What is required =
Change "x-tick-label" to "x-axis-label" in everything from the start of the items down to the line containing "x-tick-label: 16: [1971, 493, 1997, 519]", and write those lines out again with nothing else altered.

Items from a dataset:
:::
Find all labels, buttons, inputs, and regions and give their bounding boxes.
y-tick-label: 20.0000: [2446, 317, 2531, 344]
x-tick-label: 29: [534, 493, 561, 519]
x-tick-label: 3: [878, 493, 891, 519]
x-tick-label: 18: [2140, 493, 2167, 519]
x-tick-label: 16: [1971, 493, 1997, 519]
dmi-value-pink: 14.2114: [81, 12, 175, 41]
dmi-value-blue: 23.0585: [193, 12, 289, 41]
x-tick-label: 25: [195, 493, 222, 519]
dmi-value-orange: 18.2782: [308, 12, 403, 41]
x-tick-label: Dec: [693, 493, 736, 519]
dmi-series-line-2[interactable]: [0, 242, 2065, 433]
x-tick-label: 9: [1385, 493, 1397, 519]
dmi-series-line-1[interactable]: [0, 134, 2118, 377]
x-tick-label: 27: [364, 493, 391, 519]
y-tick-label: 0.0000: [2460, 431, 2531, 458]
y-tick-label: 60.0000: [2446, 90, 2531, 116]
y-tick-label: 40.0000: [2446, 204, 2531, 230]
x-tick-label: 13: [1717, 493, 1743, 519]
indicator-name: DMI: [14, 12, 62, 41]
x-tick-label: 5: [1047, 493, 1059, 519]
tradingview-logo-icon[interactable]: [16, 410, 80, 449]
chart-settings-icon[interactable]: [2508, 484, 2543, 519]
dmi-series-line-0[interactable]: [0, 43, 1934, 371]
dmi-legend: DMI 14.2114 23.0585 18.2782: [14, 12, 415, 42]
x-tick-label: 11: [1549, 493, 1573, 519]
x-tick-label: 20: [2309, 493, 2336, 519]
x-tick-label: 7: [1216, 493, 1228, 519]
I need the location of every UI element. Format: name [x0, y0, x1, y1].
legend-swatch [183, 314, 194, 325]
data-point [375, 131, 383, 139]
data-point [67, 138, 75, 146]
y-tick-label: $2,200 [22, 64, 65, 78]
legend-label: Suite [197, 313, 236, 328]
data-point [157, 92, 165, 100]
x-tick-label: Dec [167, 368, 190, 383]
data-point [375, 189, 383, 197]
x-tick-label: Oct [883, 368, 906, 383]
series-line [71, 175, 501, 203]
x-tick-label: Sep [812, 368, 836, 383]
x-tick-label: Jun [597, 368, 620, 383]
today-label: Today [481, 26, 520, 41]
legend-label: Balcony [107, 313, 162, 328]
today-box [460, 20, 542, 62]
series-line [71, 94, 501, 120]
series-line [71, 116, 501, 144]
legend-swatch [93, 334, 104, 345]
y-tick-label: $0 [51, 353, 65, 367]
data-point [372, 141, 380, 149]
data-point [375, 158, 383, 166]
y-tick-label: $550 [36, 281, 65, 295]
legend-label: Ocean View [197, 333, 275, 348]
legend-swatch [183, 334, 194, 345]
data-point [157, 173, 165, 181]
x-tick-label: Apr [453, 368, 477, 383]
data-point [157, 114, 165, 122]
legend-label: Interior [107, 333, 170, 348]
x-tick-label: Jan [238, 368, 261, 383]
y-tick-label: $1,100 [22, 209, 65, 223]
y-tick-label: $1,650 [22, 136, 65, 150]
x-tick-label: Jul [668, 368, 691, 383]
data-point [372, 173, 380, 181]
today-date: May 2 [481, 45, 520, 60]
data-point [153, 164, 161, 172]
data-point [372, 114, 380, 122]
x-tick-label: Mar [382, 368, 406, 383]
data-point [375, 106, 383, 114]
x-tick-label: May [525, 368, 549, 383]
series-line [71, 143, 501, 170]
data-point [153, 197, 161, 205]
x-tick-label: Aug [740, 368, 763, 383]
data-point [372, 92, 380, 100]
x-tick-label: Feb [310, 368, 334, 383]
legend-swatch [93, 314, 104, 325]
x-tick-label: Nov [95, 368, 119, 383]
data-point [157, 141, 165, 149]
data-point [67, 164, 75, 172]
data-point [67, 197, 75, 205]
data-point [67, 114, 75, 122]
:::
Finished exercise =
Find all labels, buttons, inputs, and regions and give their bounding boxes.
y-tick-label: 20.0000: [2446, 317, 2531, 344]
x-axis-label: 29: [534, 493, 561, 519]
x-axis-label: 3: [878, 493, 891, 519]
x-axis-label: 18: [2140, 493, 2167, 519]
x-axis-label: 16: [1971, 493, 1997, 519]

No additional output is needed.